Copy out every record precisely.

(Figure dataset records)
-*-

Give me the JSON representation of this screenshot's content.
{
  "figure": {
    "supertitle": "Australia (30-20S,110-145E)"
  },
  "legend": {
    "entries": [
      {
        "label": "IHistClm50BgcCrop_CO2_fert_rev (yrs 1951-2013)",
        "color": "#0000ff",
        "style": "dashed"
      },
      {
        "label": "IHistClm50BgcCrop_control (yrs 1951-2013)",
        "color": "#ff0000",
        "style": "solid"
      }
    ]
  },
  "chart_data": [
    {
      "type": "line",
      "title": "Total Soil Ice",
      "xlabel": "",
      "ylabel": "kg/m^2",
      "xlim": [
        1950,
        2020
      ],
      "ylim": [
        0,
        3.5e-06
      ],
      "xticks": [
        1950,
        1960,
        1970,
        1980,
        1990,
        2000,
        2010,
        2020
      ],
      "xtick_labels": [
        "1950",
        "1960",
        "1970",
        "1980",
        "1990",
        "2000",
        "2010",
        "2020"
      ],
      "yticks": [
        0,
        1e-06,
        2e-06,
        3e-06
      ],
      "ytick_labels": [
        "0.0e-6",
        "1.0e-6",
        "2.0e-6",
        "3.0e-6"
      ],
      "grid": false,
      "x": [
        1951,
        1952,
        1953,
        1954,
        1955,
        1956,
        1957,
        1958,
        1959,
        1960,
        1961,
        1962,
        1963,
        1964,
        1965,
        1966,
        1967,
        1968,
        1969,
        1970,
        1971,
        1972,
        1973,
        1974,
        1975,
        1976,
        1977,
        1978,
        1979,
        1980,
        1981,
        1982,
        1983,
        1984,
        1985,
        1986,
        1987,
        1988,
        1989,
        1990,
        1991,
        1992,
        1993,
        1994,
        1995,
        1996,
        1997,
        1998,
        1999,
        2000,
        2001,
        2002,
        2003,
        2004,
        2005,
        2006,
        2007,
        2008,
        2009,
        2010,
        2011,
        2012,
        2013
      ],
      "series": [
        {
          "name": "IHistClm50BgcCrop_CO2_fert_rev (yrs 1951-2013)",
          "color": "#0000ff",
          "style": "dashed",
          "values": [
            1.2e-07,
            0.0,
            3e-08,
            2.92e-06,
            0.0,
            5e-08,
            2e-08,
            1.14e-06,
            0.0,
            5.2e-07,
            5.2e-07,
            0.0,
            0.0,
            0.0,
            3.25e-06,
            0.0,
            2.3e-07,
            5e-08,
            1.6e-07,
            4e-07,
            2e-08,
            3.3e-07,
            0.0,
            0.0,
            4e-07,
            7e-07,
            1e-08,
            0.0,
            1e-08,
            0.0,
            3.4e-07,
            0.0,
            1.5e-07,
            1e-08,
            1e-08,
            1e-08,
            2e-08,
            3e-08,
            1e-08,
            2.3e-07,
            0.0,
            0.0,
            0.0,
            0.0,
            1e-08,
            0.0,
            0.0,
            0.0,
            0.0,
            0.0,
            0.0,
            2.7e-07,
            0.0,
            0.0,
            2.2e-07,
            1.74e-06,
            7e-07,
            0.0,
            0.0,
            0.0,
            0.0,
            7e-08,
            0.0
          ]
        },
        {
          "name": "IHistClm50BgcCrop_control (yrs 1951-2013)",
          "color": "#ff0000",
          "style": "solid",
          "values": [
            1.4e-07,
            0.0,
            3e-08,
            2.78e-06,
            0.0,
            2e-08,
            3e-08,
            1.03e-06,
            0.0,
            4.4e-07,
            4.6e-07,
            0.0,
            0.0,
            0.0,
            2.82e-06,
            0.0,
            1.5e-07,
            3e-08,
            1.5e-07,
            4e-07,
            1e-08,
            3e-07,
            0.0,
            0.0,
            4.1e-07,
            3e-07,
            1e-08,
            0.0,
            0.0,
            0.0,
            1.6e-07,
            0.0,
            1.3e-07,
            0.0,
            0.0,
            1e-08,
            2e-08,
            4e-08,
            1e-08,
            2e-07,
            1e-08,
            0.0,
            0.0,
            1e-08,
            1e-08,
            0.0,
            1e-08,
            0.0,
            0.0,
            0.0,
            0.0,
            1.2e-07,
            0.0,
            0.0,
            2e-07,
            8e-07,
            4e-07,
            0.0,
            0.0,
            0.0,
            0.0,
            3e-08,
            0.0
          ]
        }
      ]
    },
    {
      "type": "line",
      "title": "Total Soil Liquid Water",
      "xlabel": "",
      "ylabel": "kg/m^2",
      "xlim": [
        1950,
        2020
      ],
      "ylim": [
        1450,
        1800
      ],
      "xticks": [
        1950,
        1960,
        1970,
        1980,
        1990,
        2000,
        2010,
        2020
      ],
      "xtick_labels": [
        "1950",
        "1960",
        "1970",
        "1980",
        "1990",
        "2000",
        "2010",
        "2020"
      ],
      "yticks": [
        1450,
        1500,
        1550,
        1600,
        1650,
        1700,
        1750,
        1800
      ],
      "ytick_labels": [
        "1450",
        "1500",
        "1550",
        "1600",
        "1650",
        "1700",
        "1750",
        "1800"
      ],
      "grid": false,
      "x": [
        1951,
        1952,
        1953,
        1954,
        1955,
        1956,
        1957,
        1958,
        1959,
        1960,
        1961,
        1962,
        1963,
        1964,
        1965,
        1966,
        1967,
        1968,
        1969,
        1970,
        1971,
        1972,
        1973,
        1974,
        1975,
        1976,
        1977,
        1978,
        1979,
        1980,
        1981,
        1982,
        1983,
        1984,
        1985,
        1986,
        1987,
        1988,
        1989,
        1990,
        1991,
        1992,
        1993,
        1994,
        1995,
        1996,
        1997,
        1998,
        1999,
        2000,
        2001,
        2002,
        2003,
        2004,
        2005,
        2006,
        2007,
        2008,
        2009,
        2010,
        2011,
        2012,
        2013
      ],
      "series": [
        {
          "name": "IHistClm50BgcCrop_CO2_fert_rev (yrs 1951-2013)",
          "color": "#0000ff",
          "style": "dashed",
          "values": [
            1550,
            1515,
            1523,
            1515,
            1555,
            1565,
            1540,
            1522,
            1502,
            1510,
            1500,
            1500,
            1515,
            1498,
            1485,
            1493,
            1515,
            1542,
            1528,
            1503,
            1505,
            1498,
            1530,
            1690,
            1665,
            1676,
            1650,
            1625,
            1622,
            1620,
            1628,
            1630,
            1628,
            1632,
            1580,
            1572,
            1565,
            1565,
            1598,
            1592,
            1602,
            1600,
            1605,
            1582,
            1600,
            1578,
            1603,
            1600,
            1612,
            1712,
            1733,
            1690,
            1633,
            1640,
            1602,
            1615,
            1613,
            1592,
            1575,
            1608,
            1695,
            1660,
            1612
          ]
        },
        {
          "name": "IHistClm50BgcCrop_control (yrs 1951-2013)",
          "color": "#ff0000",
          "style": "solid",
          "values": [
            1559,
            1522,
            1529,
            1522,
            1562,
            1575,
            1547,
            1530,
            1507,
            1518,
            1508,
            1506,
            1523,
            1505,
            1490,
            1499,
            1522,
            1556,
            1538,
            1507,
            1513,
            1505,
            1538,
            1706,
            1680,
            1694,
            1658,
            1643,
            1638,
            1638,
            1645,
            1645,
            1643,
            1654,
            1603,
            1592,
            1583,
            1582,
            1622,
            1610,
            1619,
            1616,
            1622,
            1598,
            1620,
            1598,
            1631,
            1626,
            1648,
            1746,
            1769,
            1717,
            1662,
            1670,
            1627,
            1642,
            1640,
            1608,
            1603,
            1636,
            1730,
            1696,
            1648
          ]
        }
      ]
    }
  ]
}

-*-

**Written response**
Give me the JSON representation of this screenshot's content.
{
  "figure": {
    "supertitle": "Australia (30-20S,110-145E)"
  },
  "legend": {
    "entries": [
      {
        "label": "IHistClm50BgcCrop_CO2_fert_rev (yrs 1951-2013)",
        "color": "#0000ff",
        "style": "dashed"
      },
      {
        "label": "IHistClm50BgcCrop_control (yrs 1951-2013)",
        "color": "#ff0000",
        "style": "solid"
      }
    ]
  },
  "chart_data": [
    {
      "type": "line",
      "title": "Total Soil Ice",
      "xlabel": "",
      "ylabel": "kg/m^2",
      "xlim": [
        1950,
        2020
      ],
      "ylim": [
        0,
        3.5e-06
      ],
      "xticks": [
        1950,
        1960,
        1970,
        1980,
        1990,
        2000,
        2010,
        2020
      ],
      "xtick_labels": [
        "1950",
        "1960",
        "1970",
        "1980",
        "1990",
        "2000",
        "2010",
        "2020"
      ],
      "yticks": [
        0,
        1e-06,
        2e-06,
        3e-06
      ],
      "ytick_labels": [
        "0.0e-6",
        "1.0e-6",
        "2.0e-6",
        "3.0e-6"
      ],
      "grid": false,
      "x": [
        1951,
        1952,
        1953,
        1954,
        1955,
        1956,
        1957,
        1958,
        1959,
        1960,
        1961,
        1962,
        1963,
        1964,
        1965,
        1966,
        1967,
        1968,
        1969,
        1970,
        1971,
        1972,
        1973,
        1974,
        1975,
        1976,
        1977,
        1978,
        1979,
        1980,
        1981,
        1982,
        1983,
        1984,
        1985,
        1986,
        1987,
        1988,
        1989,
        1990,
        1991,
        1992,
        1993,
        1994,
        1995,
        1996,
        1997,
        1998,
        1999,
        2000,
        2001,
        2002,
        2003,
        2004,
        2005,
        2006,
        2007,
        2008,
        2009,
        2010,
        2011,
        2012,
        2013
      ],
      "series": [
        {
          "name": "IHistClm50BgcCrop_CO2_fert_rev (yrs 1951-2013)",
          "color": "#0000ff",
          "style": "dashed",
          "values": [
            1.2e-07,
            0.0,
            3e-08,
            2.92e-06,
            0.0,
            5e-08,
            2e-08,
            1.14e-06,
            0.0,
            5.2e-07,
            5.2e-07,
            0.0,
            0.0,
            0.0,
            3.25e-06,
            0.0,
            2.3e-07,
            5e-08,
            1.6e-07,
            4e-07,
            2e-08,
            3.3e-07,
            0.0,
            0.0,
            4e-07,
            7e-07,
            1e-08,
            0.0,
            1e-08,
            0.0,
            3.4e-07,
            0.0,
            1.5e-07,
            1e-08,
            1e-08,
            1e-08,
            2e-08,
            3e-08,
            1e-08,
            2.3e-07,
            0.0,
            0.0,
            0.0,
            0.0,
            1e-08,
            0.0,
            0.0,
            0.0,
            0.0,
            0.0,
            0.0,
            2.7e-07,
            0.0,
            0.0,
            2.2e-07,
            1.74e-06,
            7e-07,
            0.0,
            0.0,
            0.0,
            0.0,
            7e-08,
            0.0
          ]
        },
        {
          "name": "IHistClm50BgcCrop_control (yrs 1951-2013)",
          "color": "#ff0000",
          "style": "solid",
          "values": [
            1.4e-07,
            0.0,
            3e-08,
            2.78e-06,
            0.0,
            2e-08,
            3e-08,
            1.03e-06,
            0.0,
            4.4e-07,
            4.6e-07,
            0.0,
            0.0,
            0.0,
            2.82e-06,
            0.0,
            1.5e-07,
            3e-08,
            1.5e-07,
            4e-07,
            1e-08,
            3e-07,
            0.0,
            0.0,
            4.1e-07,
            3e-07,
            1e-08,
            0.0,
            0.0,
            0.0,
            1.6e-07,
            0.0,
            1.3e-07,
            0.0,
            0.0,
            1e-08,
            2e-08,
            4e-08,
            1e-08,
            2e-07,
            1e-08,
            0.0,
            0.0,
            1e-08,
            1e-08,
            0.0,
            1e-08,
            0.0,
            0.0,
            0.0,
            0.0,
            1.2e-07,
            0.0,
            0.0,
            2e-07,
            8e-07,
            4e-07,
            0.0,
            0.0,
            0.0,
            0.0,
            3e-08,
            0.0
          ]
        }
      ]
    },
    {
      "type": "line",
      "title": "Total Soil Liquid Water",
      "xlabel": "",
      "ylabel": "kg/m^2",
      "xlim": [
        1950,
        2020
      ],
      "ylim": [
        1450,
        1800
      ],
      "xticks": [
        1950,
        1960,
        1970,
        1980,
        1990,
        2000,
        2010,
        2020
      ],
      "xtick_labels": [
        "1950",
        "1960",
        "1970",
        "1980",
        "1990",
        "2000",
        "2010",
        "2020"
      ],
      "yticks": [
        1450,
        1500,
        1550,
        1600,
        1650,
        1700,
        1750,
        1800
      ],
      "ytick_labels": [
        "1450",
        "1500",
        "1550",
        "1600",
        "1650",
        "1700",
        "1750",
        "1800"
      ],
      "grid": false,
      "x": [
        1951,
        1952,
        1953,
        1954,
        1955,
        1956,
        1957,
        1958,
        1959,
        1960,
        1961,
        1962,
        1963,
        1964,
        1965,
        1966,
        1967,
        1968,
        1969,
        1970,
        1971,
        1972,
        1973,
        1974,
        1975,
        1976,
        1977,
        1978,
        1979,
        1980,
        1981,
        1982,
        1983,
        1984,
        1985,
        1986,
        1987,
        1988,
        1989,
        1990,
        1991,
        1992,
        1993,
        1994,
        1995,
        1996,
        1997,
        1998,
        1999,
        2000,
        2001,
        2002,
        2003,
        2004,
        2005,
        2006,
        2007,
        2008,
        2009,
        2010,
        2011,
        2012,
        2013
      ],
      "series": [
        {
          "name": "IHistClm50BgcCrop_CO2_fert_rev (yrs 1951-2013)",
          "color": "#0000ff",
          "style": "dashed",
          "values": [
            1550,
            1515,
            1523,
            1515,
            1555,
            1565,
            1540,
            1522,
            1502,
            1510,
            1500,
            1500,
            1515,
            1498,
            1485,
            1493,
            1515,
            1542,
            1528,
            1503,
            1505,
            1498,
            1530,
            1690,
            1665,
            1676,
            1650,
            1625,
            1622,
            1620,
            1628,
            1630,
            1628,
            1632,
            1580,
            1572,
            1565,
            1565,
            1598,
            1592,
            1602,
            1600,
            1605,
            1582,
            1600,
            1578,
            1603,
            1600,
            1612,
            1712,
            1733,
            1690,
            1633,
            1640,
            1602,
            1615,
            1613,
            1592,
            1575,
            1608,
            1695,
            1660,
            1612
          ]
        },
        {
          "name": "IHistClm50BgcCrop_control (yrs 1951-2013)",
          "color": "#ff0000",
          "style": "solid",
          "values": [
            1559,
            1522,
            1529,
            1522,
            1562,
            1575,
            1547,
            1530,
            1507,
            1518,
            1508,
            1506,
            1523,
            1505,
            1490,
            1499,
            1522,
            1556,
            1538,
            1507,
            1513,
            1505,
            1538,
            1706,
            1680,
            1694,
            1658,
            1643,
            1638,
            1638,
            1645,
            1645,
            1643,
            1654,
            1603,
            1592,
            1583,
            1582,
            1622,
            1610,
            1619,
            1616,
            1622,
            1598,
            1620,
            1598,
            1631,
            1626,
            1648,
            1746,
            1769,
            1717,
            1662,
            1670,
            1627,
            1642,
            1640,
            1608,
            1603,
            1636,
            1730,
            1696,
            1648
          ]
        }
      ]
    }
  ]
}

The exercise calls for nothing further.